• Written instruction: Look through the listing and locate every line containing the word "duration"; copy those lines.
:: Records for processing ::
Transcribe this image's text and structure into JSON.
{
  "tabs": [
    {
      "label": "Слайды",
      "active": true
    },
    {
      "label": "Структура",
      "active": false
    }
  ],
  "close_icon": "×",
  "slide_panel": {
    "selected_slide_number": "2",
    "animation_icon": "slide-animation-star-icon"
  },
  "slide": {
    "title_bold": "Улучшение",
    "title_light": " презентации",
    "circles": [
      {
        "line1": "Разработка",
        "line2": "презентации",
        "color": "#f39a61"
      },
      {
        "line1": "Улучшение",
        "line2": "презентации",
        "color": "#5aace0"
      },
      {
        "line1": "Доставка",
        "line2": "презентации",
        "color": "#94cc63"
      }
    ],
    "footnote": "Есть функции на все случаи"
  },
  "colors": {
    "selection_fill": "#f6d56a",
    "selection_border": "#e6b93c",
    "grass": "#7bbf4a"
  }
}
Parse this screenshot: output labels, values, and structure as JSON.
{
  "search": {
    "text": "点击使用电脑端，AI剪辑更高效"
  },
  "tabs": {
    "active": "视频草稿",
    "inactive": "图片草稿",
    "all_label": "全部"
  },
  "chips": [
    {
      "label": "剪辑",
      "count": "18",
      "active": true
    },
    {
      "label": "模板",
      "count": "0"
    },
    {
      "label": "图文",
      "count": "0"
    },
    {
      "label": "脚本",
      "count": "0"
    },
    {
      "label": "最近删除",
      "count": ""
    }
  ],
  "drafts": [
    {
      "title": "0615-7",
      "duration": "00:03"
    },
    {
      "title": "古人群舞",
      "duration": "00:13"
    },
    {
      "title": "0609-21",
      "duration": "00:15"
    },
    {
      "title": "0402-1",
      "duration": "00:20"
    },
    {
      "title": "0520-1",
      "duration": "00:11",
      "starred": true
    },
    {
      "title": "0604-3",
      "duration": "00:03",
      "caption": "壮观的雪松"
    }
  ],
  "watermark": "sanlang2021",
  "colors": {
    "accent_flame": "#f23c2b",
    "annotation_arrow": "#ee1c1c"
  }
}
:::
• Written reply:
      "duration": "00:03"
      "duration": "00:13"
      "duration": "00:15"
      "duration": "00:20"
      "duration": "00:11",
      "duration": "00:03",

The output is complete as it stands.